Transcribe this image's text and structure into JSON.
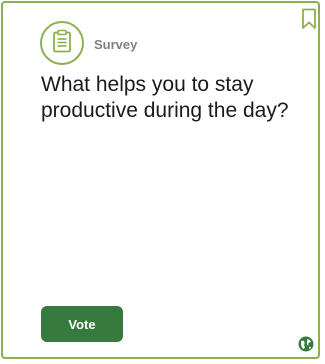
{
  "card": {
    "category": "Survey",
    "category_icon": "clipboard-icon",
    "question": "What helps you to stay productive during the day?",
    "vote_label": "Vote",
    "bookmark_icon": "bookmark-icon",
    "globe_icon": "globe-icon"
  },
  "colors": {
    "accent": "#8bb04f",
    "button": "#377a3e",
    "category_text": "#7f7f7f",
    "question_text": "#1a1a1a"
  }
}
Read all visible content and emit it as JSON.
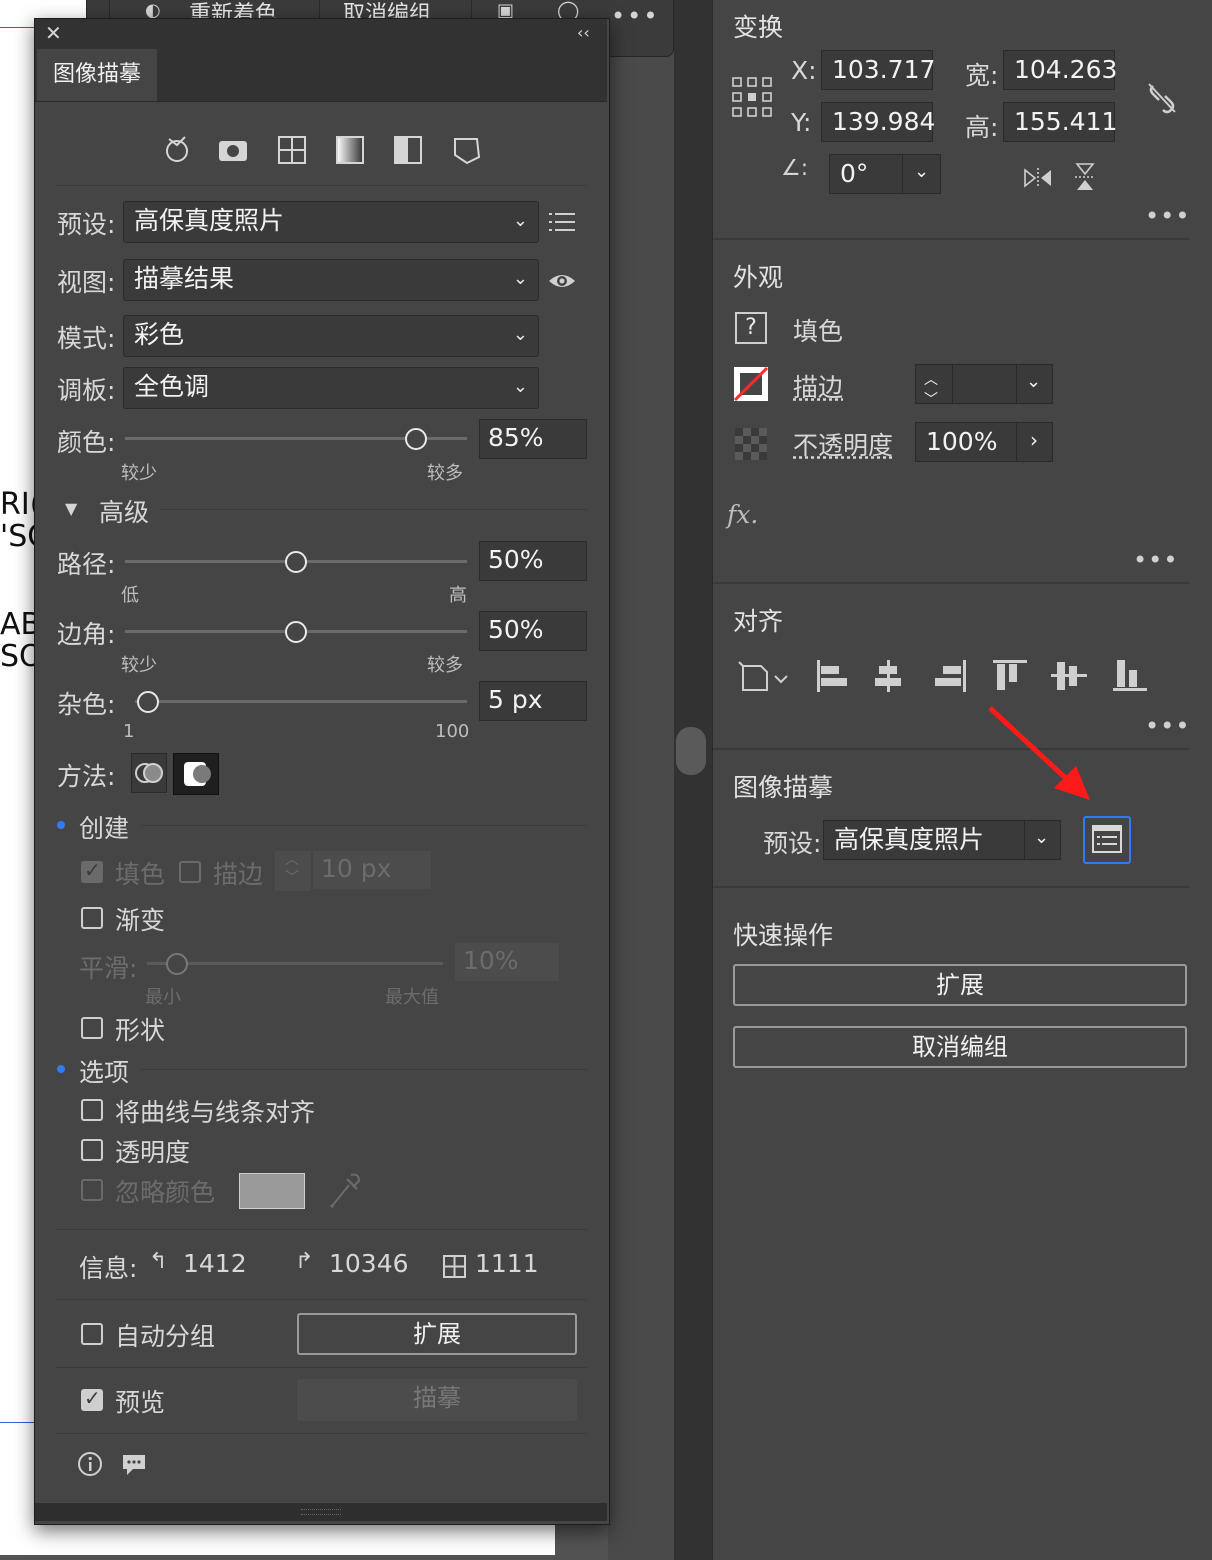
{
  "canvas": {
    "text_lines": [
      "RI(",
      "'SO",
      "ABL",
      "SOF"
    ]
  },
  "top_toolbar": {
    "items": [
      "重新着色",
      "取消编组"
    ]
  },
  "trace_panel": {
    "tab": "图像描摹",
    "preset": {
      "label": "预设:",
      "value": "高保真度照片"
    },
    "view": {
      "label": "视图:",
      "value": "描摹结果"
    },
    "mode": {
      "label": "模式:",
      "value": "彩色"
    },
    "palette": {
      "label": "调板:",
      "value": "全色调"
    },
    "colors": {
      "label": "颜色:",
      "value": "85%",
      "min_label": "较少",
      "max_label": "较多",
      "level": 0.85
    },
    "advanced_label": "高级",
    "paths": {
      "label": "路径:",
      "value": "50%",
      "min_label": "低",
      "max_label": "高",
      "level": 0.5
    },
    "corners": {
      "label": "边角:",
      "value": "50%",
      "min_label": "较少",
      "max_label": "较多",
      "level": 0.5
    },
    "noise": {
      "label": "杂色:",
      "value": "5 px",
      "min_label": "1",
      "max_label": "100",
      "level": 0.04
    },
    "method_label": "方法:",
    "create": {
      "label": "创建",
      "fill_label": "填色",
      "stroke_label": "描边",
      "stroke_value": "10 px",
      "gradient_label": "渐变",
      "smooth_label": "平滑:",
      "smooth_value": "10%",
      "smooth_min": "最小",
      "smooth_max": "最大值",
      "smooth_level": 0.1,
      "shape_label": "形状"
    },
    "options": {
      "label": "选项",
      "snap_label": "将曲线与线条对齐",
      "transparency_label": "透明度",
      "ignore_label": "忽略颜色",
      "ignore_swatch": "#9a9a9a"
    },
    "info": {
      "label": "信息:",
      "paths": "1412",
      "anchors": "10346",
      "colors": "1111"
    },
    "auto_group_label": "自动分组",
    "expand_label": "扩展",
    "preview_label": "预览",
    "trace_label": "描摹"
  },
  "properties": {
    "transform": {
      "title": "变换",
      "x_label": "X:",
      "x": "103.717",
      "y_label": "Y:",
      "y": "139.984",
      "w_label": "宽:",
      "w": "104.263",
      "h_label": "高:",
      "h": "155.411",
      "angle": "0°"
    },
    "appearance": {
      "title": "外观",
      "fill_label": "填色",
      "stroke_label": "描边",
      "opacity_label": "不透明度",
      "opacity_value": "100%",
      "fx_label": "fx."
    },
    "align": {
      "title": "对齐"
    },
    "image_trace": {
      "title": "图像描摹",
      "preset_label": "预设:",
      "preset_value": "高保真度照片"
    },
    "quick_actions": {
      "title": "快速操作",
      "expand": "扩展",
      "ungroup": "取消编组"
    }
  },
  "colors": {
    "accent": "#2f7cf6",
    "annotation_arrow": "#ff1a1a"
  }
}
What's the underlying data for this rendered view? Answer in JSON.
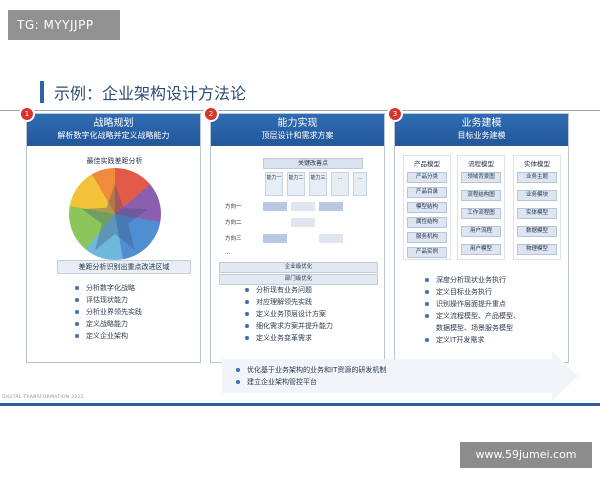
{
  "watermarks": {
    "top": "TG: MYYJJPP",
    "bottom": "www.59jumei.com"
  },
  "slide": {
    "title": "示例：企业架构设计方法论",
    "footer": "DIGITAL TRANSFORMATION 2022"
  },
  "panels": [
    {
      "number": "1",
      "title": "战略规划",
      "subtitle": "解析数字化战略并定义战略能力",
      "chart_label": "最佳实践差距分析",
      "gap_label": "差距分析识别出重点改进区域",
      "bullets": [
        "分析数字化战略",
        "评估现状能力",
        "分析业界领先实践",
        "定义战略能力",
        "定义企业架构"
      ]
    },
    {
      "number": "2",
      "title": "能力实现",
      "subtitle": "顶层设计和需求方案",
      "grid_header": "关键改善点",
      "capabilities": [
        "能力一",
        "能力二",
        "能力三",
        "...",
        "..."
      ],
      "directions": [
        "方向一",
        "方向二",
        "方向三",
        "..."
      ],
      "banner1": "企业级优化",
      "banner2": "部门级优化",
      "bullets": [
        "分析现有业务问题",
        "对应理解领先实践",
        "定义业务顶层设计方案",
        "细化需求方案并提升能力",
        "定义业务变革需求"
      ]
    },
    {
      "number": "3",
      "title": "业务建模",
      "subtitle": "目标业务建模",
      "columns": [
        {
          "header": "产品模型",
          "items": [
            "产品分类",
            "产品目录",
            "模型结构",
            "属性结构",
            "服务机构",
            "产品实例"
          ]
        },
        {
          "header": "流程模型",
          "items": [
            "领域背景图",
            "流程结构图",
            "工作流程图",
            "用户流程",
            "用户模型"
          ]
        },
        {
          "header": "实体模型",
          "items": [
            "业务主题",
            "业务模块",
            "实体模型",
            "数据模型",
            "物理模型"
          ]
        }
      ],
      "bullets": [
        "深度分析现状业务执行",
        "定义目标业务执行",
        "识别操作层面提升重点",
        "定义流程模型、产品模型、",
        "数据模型、场景服务模型",
        "定义IT开发需求"
      ]
    }
  ],
  "arrow_bullets": [
    "优化基于业务架构的业务和IT资源的研发机制",
    "建立企业架构管控平台"
  ],
  "colors": {
    "primary": "#2f6cb2",
    "accent": "#d8322d"
  }
}
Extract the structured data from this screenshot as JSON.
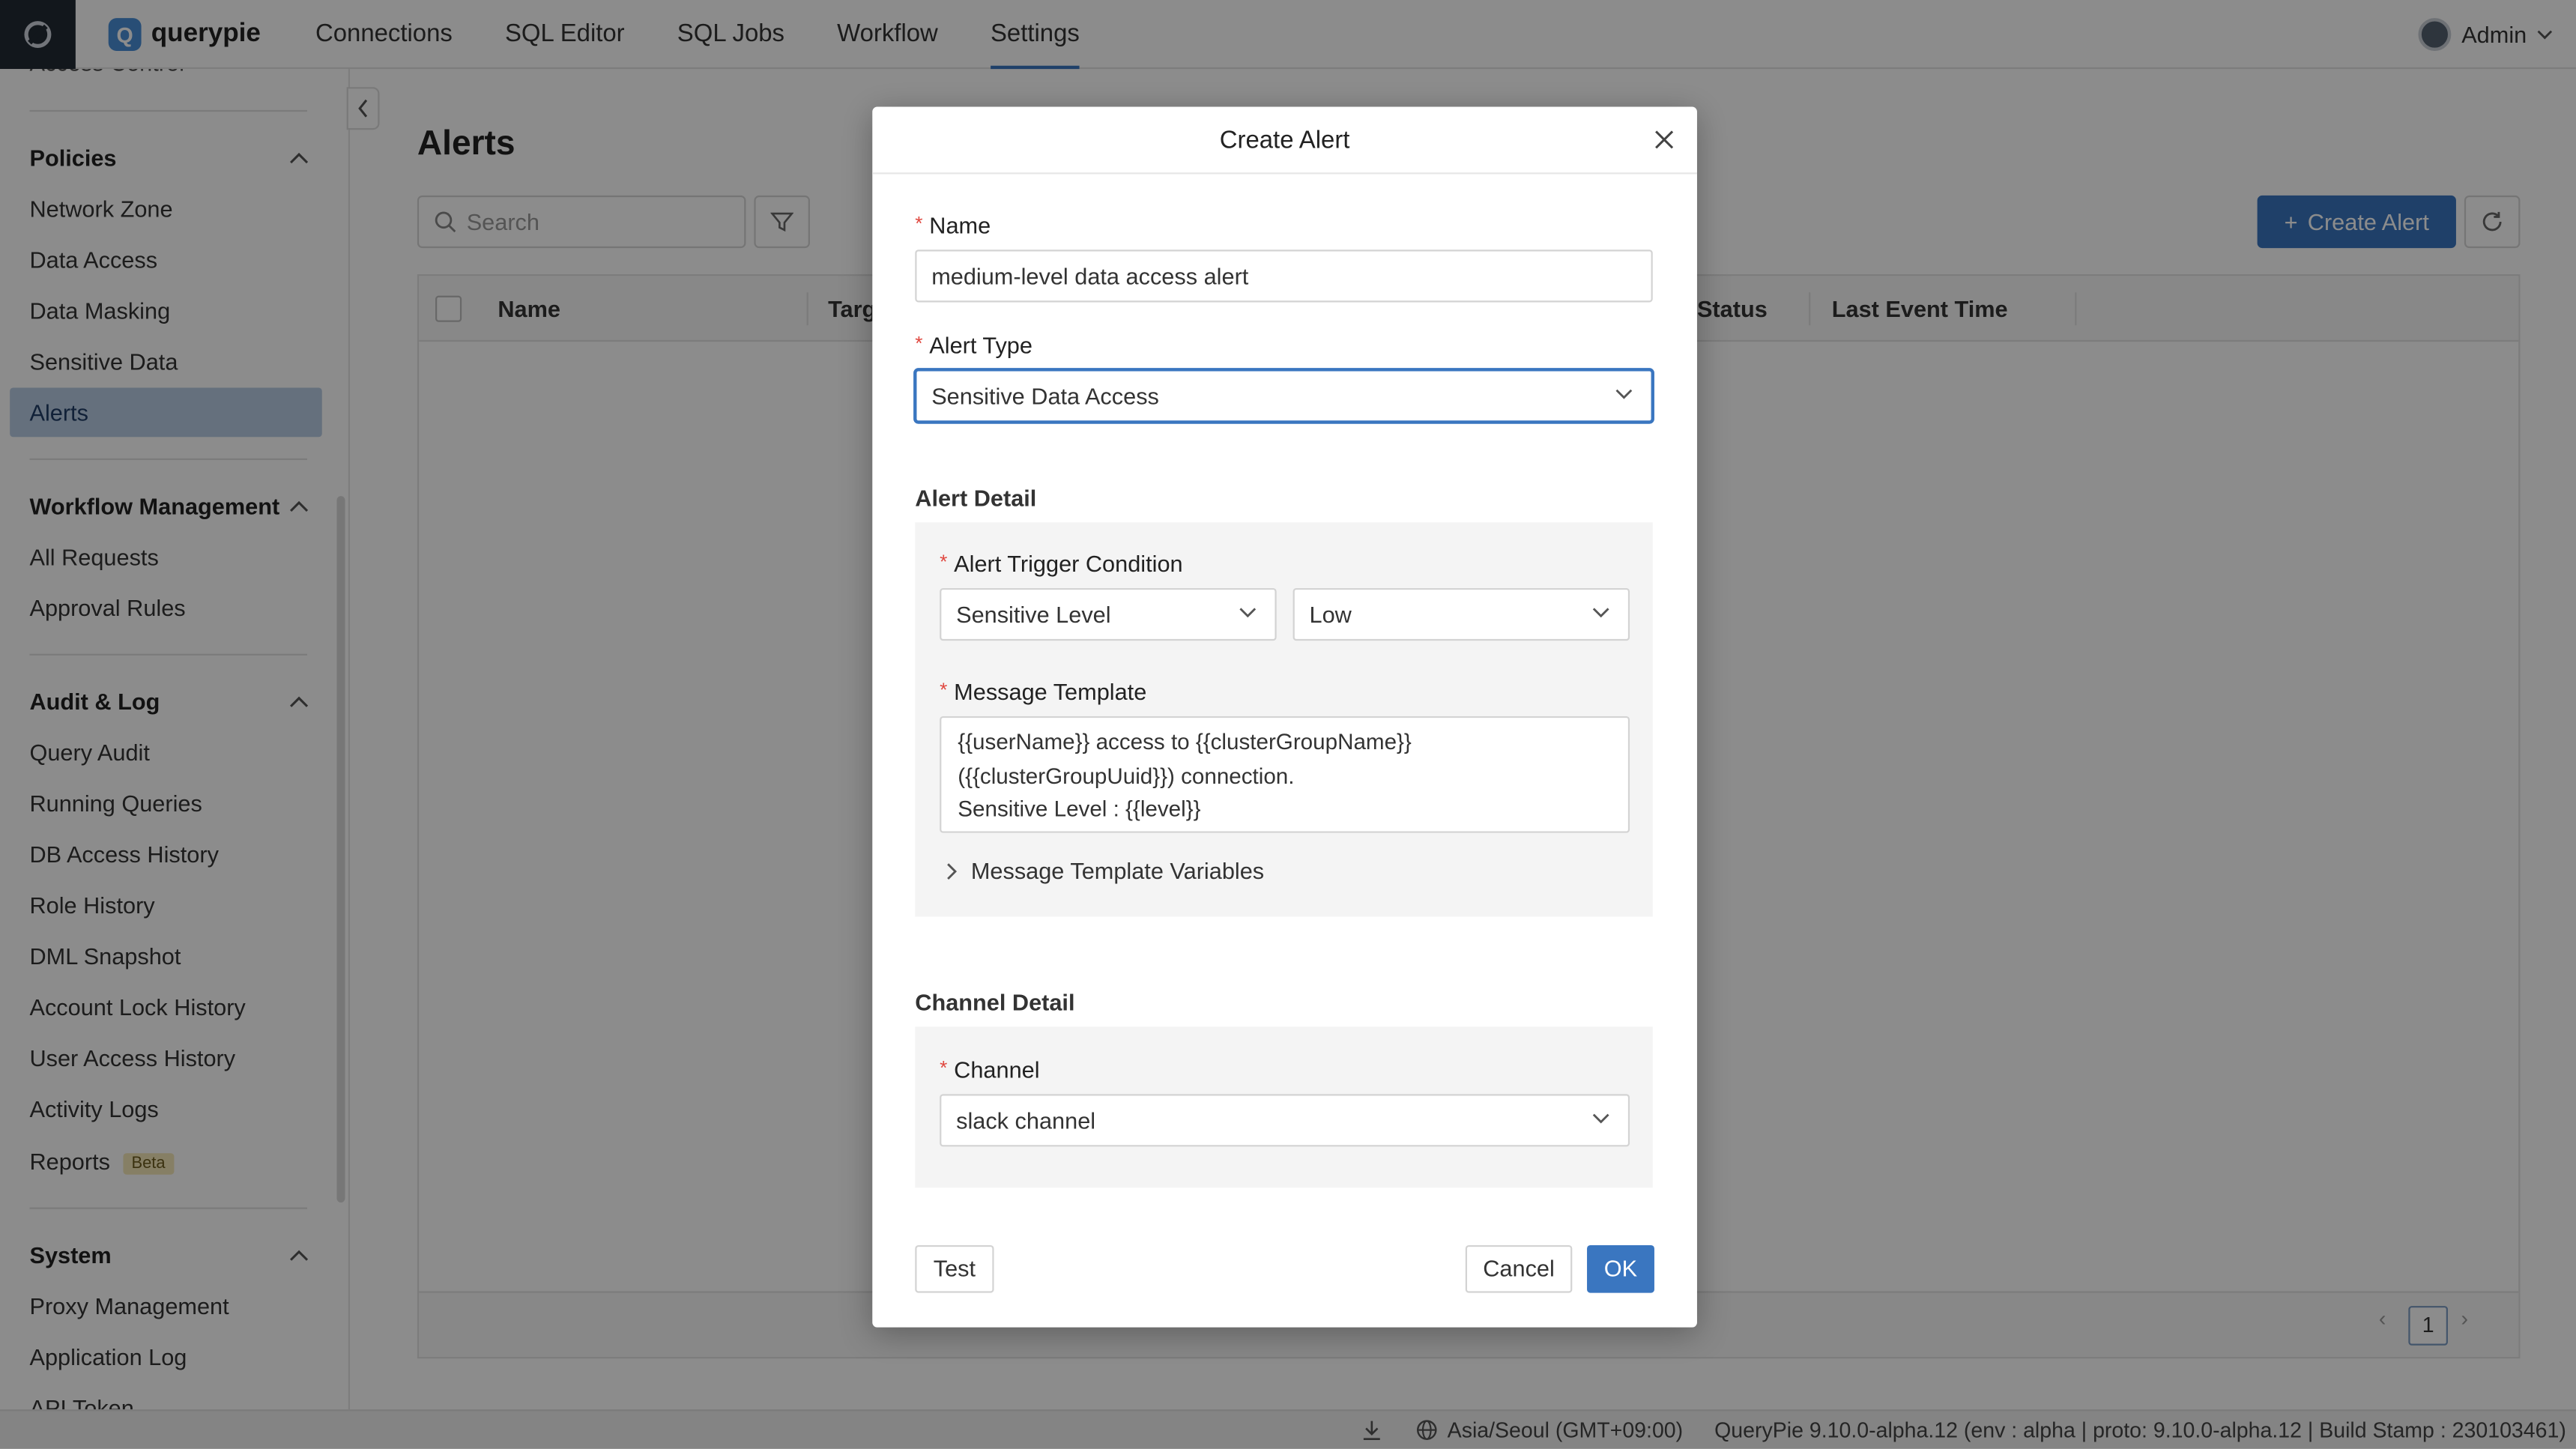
{
  "header": {
    "brand": "querypie",
    "nav": [
      "Connections",
      "SQL Editor",
      "SQL Jobs",
      "Workflow",
      "Settings"
    ],
    "active_nav": "Settings",
    "user": "Admin"
  },
  "sidebar": {
    "cut_item": "Access Control",
    "sections": [
      {
        "title": "Policies",
        "items": [
          "Network Zone",
          "Data Access",
          "Data Masking",
          "Sensitive Data",
          "Alerts"
        ]
      },
      {
        "title": "Workflow Management",
        "items": [
          "All Requests",
          "Approval Rules"
        ]
      },
      {
        "title": "Audit & Log",
        "items": [
          "Query Audit",
          "Running Queries",
          "DB Access History",
          "Role History",
          "DML Snapshot",
          "Account Lock History",
          "User Access History",
          "Activity Logs",
          "Reports"
        ]
      },
      {
        "title": "System",
        "items": [
          "Proxy Management",
          "Application Log",
          "API Token"
        ]
      }
    ],
    "active_item": "Alerts",
    "beta_badge": "Beta"
  },
  "main": {
    "title": "Alerts",
    "search_placeholder": "Search",
    "create_button": "Create Alert",
    "columns": [
      "Name",
      "Target",
      "Status",
      "Last Event Time"
    ],
    "current_page": "1"
  },
  "status_bar": {
    "timezone": "Asia/Seoul (GMT+09:00)",
    "version": "QueryPie 9.10.0-alpha.12 (env : alpha | proto: 9.10.0-alpha.12 | Build Stamp : 230103461)"
  },
  "modal": {
    "title": "Create Alert",
    "name_label": "Name",
    "name_value": "medium-level data access alert",
    "alert_type_label": "Alert Type",
    "alert_type_value": "Sensitive Data Access",
    "alert_detail_title": "Alert Detail",
    "trigger_label": "Alert Trigger Condition",
    "trigger_field": "Sensitive Level",
    "trigger_value": "Low",
    "template_label": "Message Template",
    "template_lines": [
      "{{userName}} access to {{clusterGroupName}}",
      "({{clusterGroupUuid}}) connection.",
      "Sensitive Level : {{level}}"
    ],
    "template_vars": "Message Template Variables",
    "channel_detail_title": "Channel Detail",
    "channel_label": "Channel",
    "channel_value": "slack channel",
    "test_button": "Test",
    "cancel_button": "Cancel",
    "ok_button": "OK"
  },
  "colors": {
    "accent": "#3a76c0",
    "required": "#e0473f",
    "active_item_bg": "#b9cde3"
  }
}
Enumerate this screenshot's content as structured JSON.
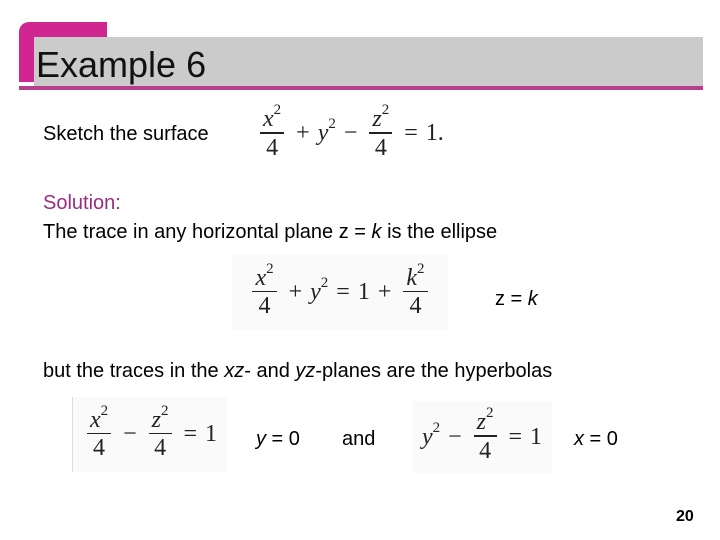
{
  "slide": {
    "title": "Example 6",
    "accent_color": "#d0268f",
    "title_bar_color": "#cbcbcb",
    "underline_color": "#b83f8e",
    "page_number": "20"
  },
  "problem": {
    "prompt": "Sketch the surface",
    "equation": {
      "term1_num": "x",
      "term1_exp": "2",
      "term1_den": "4",
      "op1": "+",
      "term2": "y",
      "term2_exp": "2",
      "op2": "−",
      "term3_num": "z",
      "term3_exp": "2",
      "term3_den": "4",
      "eq": "=",
      "rhs": "1."
    }
  },
  "solution": {
    "label": "Solution:",
    "label_color": "#9b2d7f",
    "line1_pre": "The trace in any horizontal plane z = ",
    "line1_var": "k",
    "line1_post": " is the ellipse",
    "ellipse": {
      "term1_num": "x",
      "term1_exp": "2",
      "term1_den": "4",
      "op1": "+",
      "term2": "y",
      "term2_exp": "2",
      "eq": "=",
      "one": "1",
      "op2": "+",
      "term3_num": "k",
      "term3_exp": "2",
      "term3_den": "4",
      "condition_pre": "z = ",
      "condition_var": "k"
    },
    "line2_pre": "but the traces in the ",
    "line2_xz": "xz",
    "line2_mid": "- and ",
    "line2_yz": "yz",
    "line2_post": "-planes are the hyperbolas",
    "hyperbola1": {
      "term1_num": "x",
      "term1_exp": "2",
      "term1_den": "4",
      "op": "−",
      "term2_num": "z",
      "term2_exp": "2",
      "term2_den": "4",
      "eq": "=",
      "rhs": "1",
      "condition_var": "y",
      "condition_post": " = 0"
    },
    "connector": "and",
    "hyperbola2": {
      "term1": "y",
      "term1_exp": "2",
      "op": "−",
      "term2_num": "z",
      "term2_exp": "2",
      "term2_den": "4",
      "eq": "=",
      "rhs": "1",
      "condition_var": "x",
      "condition_post": " = 0"
    }
  }
}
━━━━━━━━━━
Across all the entries, count the lines that contain the word "Workflow" and give the number by itself.

- Solution to this problem
2